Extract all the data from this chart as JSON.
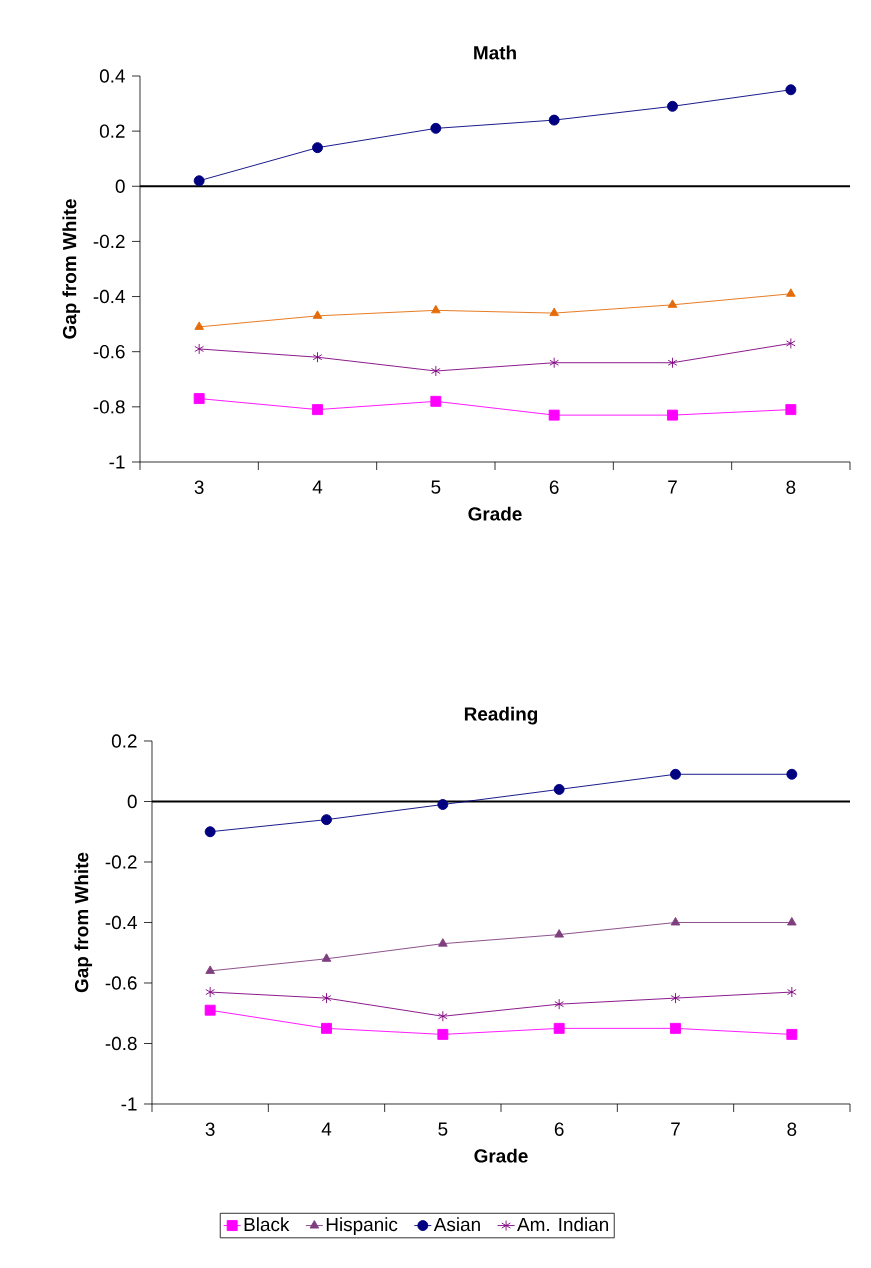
{
  "chart_data": [
    {
      "type": "line",
      "title": "Math",
      "xlabel": "Grade",
      "ylabel": "Gap from White",
      "categories": [
        "3",
        "4",
        "5",
        "6",
        "7",
        "8"
      ],
      "ylim": [
        -1,
        0.4
      ],
      "yticks": [
        -1,
        -0.8,
        -0.6,
        -0.4,
        -0.2,
        0,
        0.2,
        0.4
      ],
      "grid": false,
      "legend": false,
      "ref_lines": [
        {
          "axis": "y",
          "value": 0,
          "color": "#000000"
        }
      ],
      "series": [
        {
          "color": "#ff00ff",
          "marker": "square",
          "values": [
            -0.77,
            -0.81,
            -0.78,
            -0.83,
            -0.83,
            -0.81
          ]
        },
        {
          "color": "#e46c0a",
          "marker": "triangle",
          "values": [
            -0.51,
            -0.47,
            -0.45,
            -0.46,
            -0.43,
            -0.39
          ]
        },
        {
          "color": "#000080",
          "marker": "circle",
          "values": [
            0.02,
            0.14,
            0.21,
            0.24,
            0.29,
            0.35
          ]
        },
        {
          "color": "#800080",
          "marker": "cross",
          "values": [
            -0.59,
            -0.62,
            -0.67,
            -0.64,
            -0.64,
            -0.57
          ]
        }
      ]
    },
    {
      "type": "line",
      "title": "Reading",
      "xlabel": "Grade",
      "ylabel": "Gap from White",
      "categories": [
        "3",
        "4",
        "5",
        "6",
        "7",
        "8"
      ],
      "ylim": [
        -1,
        0.2
      ],
      "yticks": [
        -1,
        -0.8,
        -0.6,
        -0.4,
        -0.2,
        0,
        0.2
      ],
      "grid": false,
      "legend": "bottom",
      "ref_lines": [
        {
          "axis": "y",
          "value": 0,
          "color": "#000000"
        }
      ],
      "series": [
        {
          "name": "Black",
          "color": "#ff00ff",
          "marker": "square",
          "values": [
            -0.69,
            -0.75,
            -0.77,
            -0.75,
            -0.75,
            -0.77
          ]
        },
        {
          "name": "Hispanic",
          "color": "#7f3f7f",
          "marker": "triangle",
          "values": [
            -0.56,
            -0.52,
            -0.47,
            -0.44,
            -0.4,
            -0.4
          ]
        },
        {
          "name": "Asian",
          "color": "#000080",
          "marker": "circle",
          "values": [
            -0.1,
            -0.06,
            -0.01,
            0.04,
            0.09,
            0.09
          ]
        },
        {
          "name": "Am. Indian",
          "color": "#800080",
          "marker": "cross",
          "values": [
            -0.63,
            -0.65,
            -0.71,
            -0.67,
            -0.65,
            -0.63
          ]
        }
      ]
    }
  ]
}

※

What to do —
Gather, from the listing above, every line carrying the word "name".

Task result —
          "name": "Black",
          "name": "Hispanic",
          "name": "Asian",
          "name": "Am. Indian",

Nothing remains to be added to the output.